Goal of the exercise: Repeat the material exactly, leaving nothing out.

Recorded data
-------

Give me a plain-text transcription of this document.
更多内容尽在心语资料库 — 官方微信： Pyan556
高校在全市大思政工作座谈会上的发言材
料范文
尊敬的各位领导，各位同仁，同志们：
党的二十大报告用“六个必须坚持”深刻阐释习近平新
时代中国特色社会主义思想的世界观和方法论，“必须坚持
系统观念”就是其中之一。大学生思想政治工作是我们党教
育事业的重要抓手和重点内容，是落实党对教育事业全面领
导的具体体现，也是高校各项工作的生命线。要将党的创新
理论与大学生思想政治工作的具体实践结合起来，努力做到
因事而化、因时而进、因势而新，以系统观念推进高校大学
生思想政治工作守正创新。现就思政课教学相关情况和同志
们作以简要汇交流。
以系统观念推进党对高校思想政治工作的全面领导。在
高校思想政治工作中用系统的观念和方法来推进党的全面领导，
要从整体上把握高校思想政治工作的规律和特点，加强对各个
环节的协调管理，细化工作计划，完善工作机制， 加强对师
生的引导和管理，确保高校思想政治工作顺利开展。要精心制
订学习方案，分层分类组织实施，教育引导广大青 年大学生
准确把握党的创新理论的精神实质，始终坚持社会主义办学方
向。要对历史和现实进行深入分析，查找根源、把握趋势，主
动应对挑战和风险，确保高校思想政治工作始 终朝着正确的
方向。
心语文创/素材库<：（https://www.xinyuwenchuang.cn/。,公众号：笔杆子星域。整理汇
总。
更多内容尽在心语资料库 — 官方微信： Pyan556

-------

The reply:
Give me a plain-text transcription of this document.
更多内容尽在心语资料库 — 官方微信： Pyan556
高校在全市大思政工作座谈会上的发言材
料范文
尊敬的各位领导，各位同仁，同志们：
党的二十大报告用“六个必须坚持”深刻阐释习近平新
时代中国特色社会主义思想的世界观和方法论，“必须坚持
系统观念”就是其中之一。大学生思想政治工作是我们党教
育事业的重要抓手和重点内容，是落实党对教育事业全面领
导的具体体现，也是高校各项工作的生命线。要将党的创新
理论与大学生思想政治工作的具体实践结合起来，努力做到
因事而化、因时而进、因势而新，以系统观念推进高校大学
生思想政治工作守正创新。现就思政课教学相关情况和同志
们作以简要汇交流。
以系统观念推进党对高校思想政治工作的全面领导。在
高校思想政治工作中用系统的观念和方法来推进党的全面领导，
要从整体上把握高校思想政治工作的规律和特点，加强对各个
环节的协调管理，细化工作计划，完善工作机制， 加强对师
生的引导和管理，确保高校思想政治工作顺利开展。要精心制
订学习方案，分层分类组织实施，教育引导广大青 年大学生
准确把握党的创新理论的精神实质，始终坚持社会主义办学方
向。要对历史和现实进行深入分析，查找根源、把握趋势，主
动应对挑战和风险，确保高校思想政治工作始 终朝着正确的
方向。
心语文创/素材库<：（https://www.xinyuwenchuang.cn/。,公众号：笔杆子星域。整理汇
总。
更多内容尽在心语资料库 — 官方微信： Pyan556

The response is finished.